● Given instruction
Repeat the whole of the data, keeping every detail the same.

## START

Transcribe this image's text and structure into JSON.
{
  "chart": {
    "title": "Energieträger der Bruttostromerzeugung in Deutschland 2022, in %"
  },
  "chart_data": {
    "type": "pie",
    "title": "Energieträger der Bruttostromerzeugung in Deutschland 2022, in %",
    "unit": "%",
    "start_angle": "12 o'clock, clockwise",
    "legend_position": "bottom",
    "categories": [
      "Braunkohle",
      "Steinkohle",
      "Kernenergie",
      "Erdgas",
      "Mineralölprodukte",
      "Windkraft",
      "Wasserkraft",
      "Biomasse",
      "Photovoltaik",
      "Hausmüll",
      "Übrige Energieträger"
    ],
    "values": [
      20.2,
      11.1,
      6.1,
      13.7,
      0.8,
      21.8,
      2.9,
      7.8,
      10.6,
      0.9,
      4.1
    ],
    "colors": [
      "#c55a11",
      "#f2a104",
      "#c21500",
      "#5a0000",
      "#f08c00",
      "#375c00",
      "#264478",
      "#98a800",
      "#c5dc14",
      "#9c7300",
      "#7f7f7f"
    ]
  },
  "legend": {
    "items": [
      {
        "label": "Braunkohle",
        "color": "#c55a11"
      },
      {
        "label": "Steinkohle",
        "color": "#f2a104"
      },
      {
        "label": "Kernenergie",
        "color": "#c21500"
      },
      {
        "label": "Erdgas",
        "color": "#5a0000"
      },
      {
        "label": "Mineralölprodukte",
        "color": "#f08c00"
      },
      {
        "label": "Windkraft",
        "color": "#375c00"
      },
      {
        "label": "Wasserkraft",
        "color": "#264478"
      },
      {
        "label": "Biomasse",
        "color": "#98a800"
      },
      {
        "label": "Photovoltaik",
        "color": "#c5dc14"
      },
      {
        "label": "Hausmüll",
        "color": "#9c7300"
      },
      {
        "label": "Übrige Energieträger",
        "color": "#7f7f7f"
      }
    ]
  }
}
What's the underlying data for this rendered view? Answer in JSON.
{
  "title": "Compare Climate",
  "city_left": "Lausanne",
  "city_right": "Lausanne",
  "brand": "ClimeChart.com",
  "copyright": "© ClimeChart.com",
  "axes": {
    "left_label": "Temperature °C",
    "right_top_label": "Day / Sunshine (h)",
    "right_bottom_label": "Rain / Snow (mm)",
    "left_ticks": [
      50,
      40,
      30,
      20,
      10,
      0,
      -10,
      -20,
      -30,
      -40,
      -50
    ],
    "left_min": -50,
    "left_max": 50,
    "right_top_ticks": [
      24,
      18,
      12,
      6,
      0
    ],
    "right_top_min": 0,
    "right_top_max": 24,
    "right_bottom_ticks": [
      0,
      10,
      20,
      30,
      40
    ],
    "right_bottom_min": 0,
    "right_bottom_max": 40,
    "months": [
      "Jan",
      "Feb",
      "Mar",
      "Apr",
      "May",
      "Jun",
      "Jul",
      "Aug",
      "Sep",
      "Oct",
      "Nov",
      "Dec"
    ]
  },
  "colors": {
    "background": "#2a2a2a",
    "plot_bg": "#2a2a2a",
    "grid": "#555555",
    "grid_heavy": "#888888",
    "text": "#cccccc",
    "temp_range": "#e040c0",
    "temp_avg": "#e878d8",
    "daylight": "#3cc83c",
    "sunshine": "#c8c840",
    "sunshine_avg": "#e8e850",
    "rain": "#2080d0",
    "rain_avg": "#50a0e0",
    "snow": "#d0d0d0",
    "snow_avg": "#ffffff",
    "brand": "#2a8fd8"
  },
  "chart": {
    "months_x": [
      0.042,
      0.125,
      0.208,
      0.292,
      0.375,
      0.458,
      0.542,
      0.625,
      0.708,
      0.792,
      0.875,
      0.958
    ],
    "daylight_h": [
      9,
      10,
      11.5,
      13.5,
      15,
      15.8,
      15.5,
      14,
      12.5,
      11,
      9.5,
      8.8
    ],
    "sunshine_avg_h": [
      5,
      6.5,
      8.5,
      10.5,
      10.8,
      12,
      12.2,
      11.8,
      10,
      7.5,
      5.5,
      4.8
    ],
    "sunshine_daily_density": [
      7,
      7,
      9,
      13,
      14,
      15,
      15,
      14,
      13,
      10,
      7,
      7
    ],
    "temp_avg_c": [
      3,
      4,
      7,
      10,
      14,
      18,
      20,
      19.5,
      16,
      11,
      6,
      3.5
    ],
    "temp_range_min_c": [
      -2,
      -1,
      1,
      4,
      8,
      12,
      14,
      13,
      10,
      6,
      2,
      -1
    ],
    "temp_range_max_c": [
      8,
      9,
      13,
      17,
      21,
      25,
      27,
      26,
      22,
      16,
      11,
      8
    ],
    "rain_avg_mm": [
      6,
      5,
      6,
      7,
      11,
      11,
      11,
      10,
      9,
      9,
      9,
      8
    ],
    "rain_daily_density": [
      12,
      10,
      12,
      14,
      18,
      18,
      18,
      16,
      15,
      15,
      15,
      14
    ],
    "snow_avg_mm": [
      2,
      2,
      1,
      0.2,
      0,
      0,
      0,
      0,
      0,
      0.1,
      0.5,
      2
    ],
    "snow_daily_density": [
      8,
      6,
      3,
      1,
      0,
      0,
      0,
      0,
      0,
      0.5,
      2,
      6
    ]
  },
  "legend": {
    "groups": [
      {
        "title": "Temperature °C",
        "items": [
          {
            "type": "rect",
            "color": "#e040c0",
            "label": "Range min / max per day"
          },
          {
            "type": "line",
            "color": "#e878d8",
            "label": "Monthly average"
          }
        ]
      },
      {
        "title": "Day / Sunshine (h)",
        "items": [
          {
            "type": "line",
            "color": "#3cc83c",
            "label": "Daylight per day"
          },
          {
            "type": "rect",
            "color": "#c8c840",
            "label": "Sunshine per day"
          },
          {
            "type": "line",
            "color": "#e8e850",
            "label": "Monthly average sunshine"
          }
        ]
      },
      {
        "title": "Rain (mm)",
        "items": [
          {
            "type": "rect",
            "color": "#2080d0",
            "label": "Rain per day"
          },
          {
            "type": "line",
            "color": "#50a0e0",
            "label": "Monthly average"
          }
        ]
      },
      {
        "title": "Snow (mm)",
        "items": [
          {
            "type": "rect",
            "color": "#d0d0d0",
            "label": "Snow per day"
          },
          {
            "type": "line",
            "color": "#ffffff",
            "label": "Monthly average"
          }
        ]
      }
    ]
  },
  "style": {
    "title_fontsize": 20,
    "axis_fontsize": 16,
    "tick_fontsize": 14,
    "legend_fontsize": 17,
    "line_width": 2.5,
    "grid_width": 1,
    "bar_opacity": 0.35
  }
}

## END

● Reply to the task
Transcribe this image's text and structure into JSON.
{
  "chart": {
    "title": "Energieträger der Bruttostromerzeugung in Deutschland 2022, in %"
  },
  "chart_data": {
    "type": "pie",
    "title": "Energieträger der Bruttostromerzeugung in Deutschland 2022, in %",
    "unit": "%",
    "start_angle": "12 o'clock, clockwise",
    "legend_position": "bottom",
    "categories": [
      "Braunkohle",
      "Steinkohle",
      "Kernenergie",
      "Erdgas",
      "Mineralölprodukte",
      "Windkraft",
      "Wasserkraft",
      "Biomasse",
      "Photovoltaik",
      "Hausmüll",
      "Übrige Energieträger"
    ],
    "values": [
      20.2,
      11.1,
      6.1,
      13.7,
      0.8,
      21.8,
      2.9,
      7.8,
      10.6,
      0.9,
      4.1
    ],
    "colors": [
      "#c55a11",
      "#f2a104",
      "#c21500",
      "#5a0000",
      "#f08c00",
      "#375c00",
      "#264478",
      "#98a800",
      "#c5dc14",
      "#9c7300",
      "#7f7f7f"
    ]
  },
  "legend": {
    "items": [
      {
        "label": "Braunkohle",
        "color": "#c55a11"
      },
      {
        "label": "Steinkohle",
        "color": "#f2a104"
      },
      {
        "label": "Kernenergie",
        "color": "#c21500"
      },
      {
        "label": "Erdgas",
        "color": "#5a0000"
      },
      {
        "label": "Mineralölprodukte",
        "color": "#f08c00"
      },
      {
        "label": "Windkraft",
        "color": "#375c00"
      },
      {
        "label": "Wasserkraft",
        "color": "#264478"
      },
      {
        "label": "Biomasse",
        "color": "#98a800"
      },
      {
        "label": "Photovoltaik",
        "color": "#c5dc14"
      },
      {
        "label": "Hausmüll",
        "color": "#9c7300"
      },
      {
        "label": "Übrige Energieträger",
        "color": "#7f7f7f"
      }
    ]
  }
}
What's the underlying data for this rendered view? Answer in JSON.
{
  "title": "Compare Climate",
  "city_left": "Lausanne",
  "city_right": "Lausanne",
  "brand": "ClimeChart.com",
  "copyright": "© ClimeChart.com",
  "axes": {
    "left_label": "Temperature °C",
    "right_top_label": "Day / Sunshine (h)",
    "right_bottom_label": "Rain / Snow (mm)",
    "left_ticks": [
      50,
      40,
      30,
      20,
      10,
      0,
      -10,
      -20,
      -30,
      -40,
      -50
    ],
    "left_min": -50,
    "left_max": 50,
    "right_top_ticks": [
      24,
      18,
      12,
      6,
      0
    ],
    "right_top_min": 0,
    "right_top_max": 24,
    "right_bottom_ticks": [
      0,
      10,
      20,
      30,
      40
    ],
    "right_bottom_min": 0,
    "right_bottom_max": 40,
    "months": [
      "Jan",
      "Feb",
      "Mar",
      "Apr",
      "May",
      "Jun",
      "Jul",
      "Aug",
      "Sep",
      "Oct",
      "Nov",
      "Dec"
    ]
  },
  "colors": {
    "background": "#2a2a2a",
    "plot_bg": "#2a2a2a",
    "grid": "#555555",
    "grid_heavy": "#888888",
    "text": "#cccccc",
    "temp_range": "#e040c0",
    "temp_avg": "#e878d8",
    "daylight": "#3cc83c",
    "sunshine": "#c8c840",
    "sunshine_avg": "#e8e850",
    "rain": "#2080d0",
    "rain_avg": "#50a0e0",
    "snow": "#d0d0d0",
    "snow_avg": "#ffffff",
    "brand": "#2a8fd8"
  },
  "chart": {
    "months_x": [
      0.042,
      0.125,
      0.208,
      0.292,
      0.375,
      0.458,
      0.542,
      0.625,
      0.708,
      0.792,
      0.875,
      0.958
    ],
    "daylight_h": [
      9,
      10,
      11.5,
      13.5,
      15,
      15.8,
      15.5,
      14,
      12.5,
      11,
      9.5,
      8.8
    ],
    "sunshine_avg_h": [
      5,
      6.5,
      8.5,
      10.5,
      10.8,
      12,
      12.2,
      11.8,
      10,
      7.5,
      5.5,
      4.8
    ],
    "sunshine_daily_density": [
      7,
      7,
      9,
      13,
      14,
      15,
      15,
      14,
      13,
      10,
      7,
      7
    ],
    "temp_avg_c": [
      3,
      4,
      7,
      10,
      14,
      18,
      20,
      19.5,
      16,
      11,
      6,
      3.5
    ],
    "temp_range_min_c": [
      -2,
      -1,
      1,
      4,
      8,
      12,
      14,
      13,
      10,
      6,
      2,
      -1
    ],
    "temp_range_max_c": [
      8,
      9,
      13,
      17,
      21,
      25,
      27,
      26,
      22,
      16,
      11,
      8
    ],
    "rain_avg_mm": [
      6,
      5,
      6,
      7,
      11,
      11,
      11,
      10,
      9,
      9,
      9,
      8
    ],
    "rain_daily_density": [
      12,
      10,
      12,
      14,
      18,
      18,
      18,
      16,
      15,
      15,
      15,
      14
    ],
    "snow_avg_mm": [
      2,
      2,
      1,
      0.2,
      0,
      0,
      0,
      0,
      0,
      0.1,
      0.5,
      2
    ],
    "snow_daily_density": [
      8,
      6,
      3,
      1,
      0,
      0,
      0,
      0,
      0,
      0.5,
      2,
      6
    ]
  },
  "legend": {
    "groups": [
      {
        "title": "Temperature °C",
        "items": [
          {
            "type": "rect",
            "color": "#e040c0",
            "label": "Range min / max per day"
          },
          {
            "type": "line",
            "color": "#e878d8",
            "label": "Monthly average"
          }
        ]
      },
      {
        "title": "Day / Sunshine (h)",
        "items": [
          {
            "type": "line",
            "color": "#3cc83c",
            "label": "Daylight per day"
          },
          {
            "type": "rect",
            "color": "#c8c840",
            "label": "Sunshine per day"
          },
          {
            "type": "line",
            "color": "#e8e850",
            "label": "Monthly average sunshine"
          }
        ]
      },
      {
        "title": "Rain (mm)",
        "items": [
          {
            "type": "rect",
            "color": "#2080d0",
            "label": "Rain per day"
          },
          {
            "type": "line",
            "color": "#50a0e0",
            "label": "Monthly average"
          }
        ]
      },
      {
        "title": "Snow (mm)",
        "items": [
          {
            "type": "rect",
            "color": "#d0d0d0",
            "label": "Snow per day"
          },
          {
            "type": "line",
            "color": "#ffffff",
            "label": "Monthly average"
          }
        ]
      }
    ]
  },
  "style": {
    "title_fontsize": 20,
    "axis_fontsize": 16,
    "tick_fontsize": 14,
    "legend_fontsize": 17,
    "line_width": 2.5,
    "grid_width": 1,
    "bar_opacity": 0.35
  }
}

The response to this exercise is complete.